==== Given data ====

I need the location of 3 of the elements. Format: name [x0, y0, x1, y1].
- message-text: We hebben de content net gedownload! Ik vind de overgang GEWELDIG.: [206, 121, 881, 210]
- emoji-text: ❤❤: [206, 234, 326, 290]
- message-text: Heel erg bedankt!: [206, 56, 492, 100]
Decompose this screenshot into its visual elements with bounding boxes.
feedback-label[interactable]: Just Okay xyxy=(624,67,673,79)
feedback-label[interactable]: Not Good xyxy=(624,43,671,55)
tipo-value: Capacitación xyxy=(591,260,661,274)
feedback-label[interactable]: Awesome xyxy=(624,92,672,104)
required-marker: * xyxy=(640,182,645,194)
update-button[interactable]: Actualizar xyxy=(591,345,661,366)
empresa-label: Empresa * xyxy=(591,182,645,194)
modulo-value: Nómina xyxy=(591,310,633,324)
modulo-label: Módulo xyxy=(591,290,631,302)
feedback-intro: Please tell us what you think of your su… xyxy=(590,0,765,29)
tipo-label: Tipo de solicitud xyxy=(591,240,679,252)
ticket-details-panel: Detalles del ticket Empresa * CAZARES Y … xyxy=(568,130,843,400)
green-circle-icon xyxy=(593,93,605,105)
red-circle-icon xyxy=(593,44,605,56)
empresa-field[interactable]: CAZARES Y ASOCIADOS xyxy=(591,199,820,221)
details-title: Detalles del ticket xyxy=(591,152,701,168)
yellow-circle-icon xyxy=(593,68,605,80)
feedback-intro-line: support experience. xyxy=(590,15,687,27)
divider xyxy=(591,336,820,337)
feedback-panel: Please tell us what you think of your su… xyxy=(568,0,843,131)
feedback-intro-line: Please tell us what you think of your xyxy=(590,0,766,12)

====

* Written instruction:
Reproduce all of the material above, line for line and without any changes.

* Solved problem:
I need the location of 3 of the elements. Format: name [x0, y0, x1, y1].
- message-text: We hebben de content net gedownload! Ik vind de overgang GEWELDIG.: [206, 121, 881, 210]
- emoji-text: ❤❤: [206, 234, 326, 290]
- message-text: Heel erg bedankt!: [206, 56, 492, 100]
Decompose this screenshot into its visual elements with bounding boxes.
feedback-label[interactable]: Just Okay xyxy=(624,67,673,79)
feedback-label[interactable]: Not Good xyxy=(624,43,671,55)
tipo-value: Capacitación xyxy=(591,260,661,274)
feedback-label[interactable]: Awesome xyxy=(624,92,672,104)
required-marker: * xyxy=(640,182,645,194)
update-button[interactable]: Actualizar xyxy=(591,345,661,366)
empresa-label: Empresa * xyxy=(591,182,645,194)
modulo-value: Nómina xyxy=(591,310,633,324)
modulo-label: Módulo xyxy=(591,290,631,302)
feedback-intro: Please tell us what you think of your su… xyxy=(590,0,765,29)
tipo-label: Tipo de solicitud xyxy=(591,240,679,252)
ticket-details-panel: Detalles del ticket Empresa * CAZARES Y … xyxy=(568,130,843,400)
green-circle-icon xyxy=(593,93,605,105)
red-circle-icon xyxy=(593,44,605,56)
empresa-field[interactable]: CAZARES Y ASOCIADOS xyxy=(591,199,820,221)
details-title: Detalles del ticket xyxy=(591,152,701,168)
yellow-circle-icon xyxy=(593,68,605,80)
feedback-intro-line: support experience. xyxy=(590,15,687,27)
divider xyxy=(591,336,820,337)
feedback-panel: Please tell us what you think of your su… xyxy=(568,0,843,131)
feedback-intro-line: Please tell us what you think of your xyxy=(590,0,766,12)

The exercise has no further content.